From the entries below, tally how many lines contain "structured" and report only that figure.

START DATA TO PROCESS

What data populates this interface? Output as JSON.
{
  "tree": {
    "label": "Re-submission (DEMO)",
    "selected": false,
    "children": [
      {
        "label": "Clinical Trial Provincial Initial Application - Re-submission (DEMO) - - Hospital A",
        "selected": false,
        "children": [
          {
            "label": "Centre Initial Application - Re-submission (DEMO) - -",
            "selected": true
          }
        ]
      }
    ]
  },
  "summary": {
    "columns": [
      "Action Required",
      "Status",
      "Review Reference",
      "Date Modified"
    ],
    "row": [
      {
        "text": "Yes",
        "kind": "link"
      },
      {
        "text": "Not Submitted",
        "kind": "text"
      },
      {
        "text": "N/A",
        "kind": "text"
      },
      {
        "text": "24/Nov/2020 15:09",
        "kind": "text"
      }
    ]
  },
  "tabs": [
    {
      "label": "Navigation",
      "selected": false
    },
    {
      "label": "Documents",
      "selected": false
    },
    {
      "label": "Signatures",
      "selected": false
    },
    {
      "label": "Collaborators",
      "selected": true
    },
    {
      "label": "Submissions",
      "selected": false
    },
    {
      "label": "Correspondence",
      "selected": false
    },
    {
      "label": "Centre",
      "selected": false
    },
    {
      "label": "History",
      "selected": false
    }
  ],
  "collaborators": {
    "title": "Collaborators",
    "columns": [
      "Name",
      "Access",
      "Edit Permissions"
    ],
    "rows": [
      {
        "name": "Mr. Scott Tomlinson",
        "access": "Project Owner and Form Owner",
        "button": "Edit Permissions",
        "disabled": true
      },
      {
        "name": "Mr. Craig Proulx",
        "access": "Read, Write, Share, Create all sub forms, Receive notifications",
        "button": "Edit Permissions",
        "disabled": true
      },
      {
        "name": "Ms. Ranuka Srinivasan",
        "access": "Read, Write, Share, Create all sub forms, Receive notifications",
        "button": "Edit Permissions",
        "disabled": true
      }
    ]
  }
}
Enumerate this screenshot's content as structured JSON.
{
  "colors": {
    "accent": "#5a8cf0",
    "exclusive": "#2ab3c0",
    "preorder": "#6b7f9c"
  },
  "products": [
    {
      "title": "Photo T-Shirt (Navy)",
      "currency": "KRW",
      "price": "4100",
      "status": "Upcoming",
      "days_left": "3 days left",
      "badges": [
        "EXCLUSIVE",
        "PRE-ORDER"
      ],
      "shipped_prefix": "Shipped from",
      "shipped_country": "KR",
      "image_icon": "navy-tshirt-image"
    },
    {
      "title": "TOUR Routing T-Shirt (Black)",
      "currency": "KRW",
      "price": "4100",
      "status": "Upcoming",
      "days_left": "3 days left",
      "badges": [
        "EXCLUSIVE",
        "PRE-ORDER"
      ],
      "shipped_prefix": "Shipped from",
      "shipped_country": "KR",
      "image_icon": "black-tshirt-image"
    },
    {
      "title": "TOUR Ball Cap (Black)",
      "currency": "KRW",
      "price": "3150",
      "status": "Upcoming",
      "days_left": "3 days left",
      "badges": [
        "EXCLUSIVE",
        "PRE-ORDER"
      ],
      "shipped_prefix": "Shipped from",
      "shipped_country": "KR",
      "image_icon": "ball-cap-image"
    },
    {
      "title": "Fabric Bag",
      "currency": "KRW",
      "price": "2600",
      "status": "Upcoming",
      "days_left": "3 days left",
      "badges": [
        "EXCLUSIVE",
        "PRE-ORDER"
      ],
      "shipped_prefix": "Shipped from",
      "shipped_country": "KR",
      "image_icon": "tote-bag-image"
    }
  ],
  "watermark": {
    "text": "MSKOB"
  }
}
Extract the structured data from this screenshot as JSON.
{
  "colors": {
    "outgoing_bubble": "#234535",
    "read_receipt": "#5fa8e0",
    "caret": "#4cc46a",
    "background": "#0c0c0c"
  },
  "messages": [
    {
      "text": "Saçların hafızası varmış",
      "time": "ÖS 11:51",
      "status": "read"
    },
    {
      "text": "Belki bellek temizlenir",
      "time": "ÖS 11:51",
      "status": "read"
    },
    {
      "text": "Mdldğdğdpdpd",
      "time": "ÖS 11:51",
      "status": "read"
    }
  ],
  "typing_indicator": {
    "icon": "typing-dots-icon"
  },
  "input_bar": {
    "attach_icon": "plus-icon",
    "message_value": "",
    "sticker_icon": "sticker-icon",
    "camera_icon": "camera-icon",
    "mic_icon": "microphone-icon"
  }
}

END DATA TO PROCESS

> _SOLUTION TO THIS TASK_:
2